- _DATA SECTION_:
==*==
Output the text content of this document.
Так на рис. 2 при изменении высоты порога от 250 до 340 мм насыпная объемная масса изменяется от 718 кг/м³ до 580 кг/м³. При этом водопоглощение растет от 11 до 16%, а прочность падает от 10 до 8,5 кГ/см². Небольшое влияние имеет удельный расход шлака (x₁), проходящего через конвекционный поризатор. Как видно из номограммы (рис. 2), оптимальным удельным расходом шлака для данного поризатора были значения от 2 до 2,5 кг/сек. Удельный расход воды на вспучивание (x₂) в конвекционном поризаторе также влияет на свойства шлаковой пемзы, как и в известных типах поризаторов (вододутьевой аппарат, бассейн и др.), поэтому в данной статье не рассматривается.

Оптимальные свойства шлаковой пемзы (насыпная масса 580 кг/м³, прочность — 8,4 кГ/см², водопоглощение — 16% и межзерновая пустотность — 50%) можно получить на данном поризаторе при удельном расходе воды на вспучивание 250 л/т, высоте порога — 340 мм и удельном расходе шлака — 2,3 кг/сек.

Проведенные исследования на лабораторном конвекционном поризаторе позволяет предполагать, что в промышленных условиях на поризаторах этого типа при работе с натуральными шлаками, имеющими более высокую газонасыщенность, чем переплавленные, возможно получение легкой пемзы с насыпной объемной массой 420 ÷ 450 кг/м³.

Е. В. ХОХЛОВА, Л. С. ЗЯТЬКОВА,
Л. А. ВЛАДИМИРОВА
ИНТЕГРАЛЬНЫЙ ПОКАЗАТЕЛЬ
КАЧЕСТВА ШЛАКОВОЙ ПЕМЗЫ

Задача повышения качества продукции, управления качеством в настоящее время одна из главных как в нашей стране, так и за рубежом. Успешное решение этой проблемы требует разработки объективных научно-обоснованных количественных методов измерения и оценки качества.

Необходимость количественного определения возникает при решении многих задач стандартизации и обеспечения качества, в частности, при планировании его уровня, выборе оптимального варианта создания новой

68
==*==
- _SET EXERCISE_: Print the records above exactly as they appear.

- _CORRECT OUTPUT_:
Output the text content of this document.
Так на рис. 2 при изменении высоты порога от 250 до 340 мм насыпная объемная масса изменяется от 718 кг/м³ до 580 кг/м³. При этом водопоглощение растет от 11 до 16%, а прочность падает от 10 до 8,5 кГ/см². Небольшое влияние имеет удельный расход шлака (x₁), проходящего через конвекционный поризатор. Как видно из номограммы (рис. 2), оптимальным удельным расходом шлака для данного поризатора были значения от 2 до 2,5 кг/сек. Удельный расход воды на вспучивание (x₂) в конвекционном поризаторе также влияет на свойства шлаковой пемзы, как и в известных типах поризаторов (вододутьевой аппарат, бассейн и др.), поэтому в данной статье не рассматривается.

Оптимальные свойства шлаковой пемзы (насыпная масса 580 кг/м³, прочность — 8,4 кГ/см², водопоглощение — 16% и межзерновая пустотность — 50%) можно получить на данном поризаторе при удельном расходе воды на вспучивание 250 л/т, высоте порога — 340 мм и удельном расходе шлака — 2,3 кг/сек.

Проведенные исследования на лабораторном конвекционном поризаторе позволяет предполагать, что в промышленных условиях на поризаторах этого типа при работе с натуральными шлаками, имеющими более высокую газонасыщенность, чем переплавленные, возможно получение легкой пемзы с насыпной объемной массой 420 ÷ 450 кг/м³.

Е. В. ХОХЛОВА, Л. С. ЗЯТЬКОВА,
Л. А. ВЛАДИМИРОВА
ИНТЕГРАЛЬНЫЙ ПОКАЗАТЕЛЬ
КАЧЕСТВА ШЛАКОВОЙ ПЕМЗЫ

Задача повышения качества продукции, управления качеством в настоящее время одна из главных как в нашей стране, так и за рубежом. Успешное решение этой проблемы требует разработки объективных научно-обоснованных количественных методов измерения и оценки качества.

Необходимость количественного определения возникает при решении многих задач стандартизации и обеспечения качества, в частности, при планировании его уровня, выборе оптимального варианта создания новой

68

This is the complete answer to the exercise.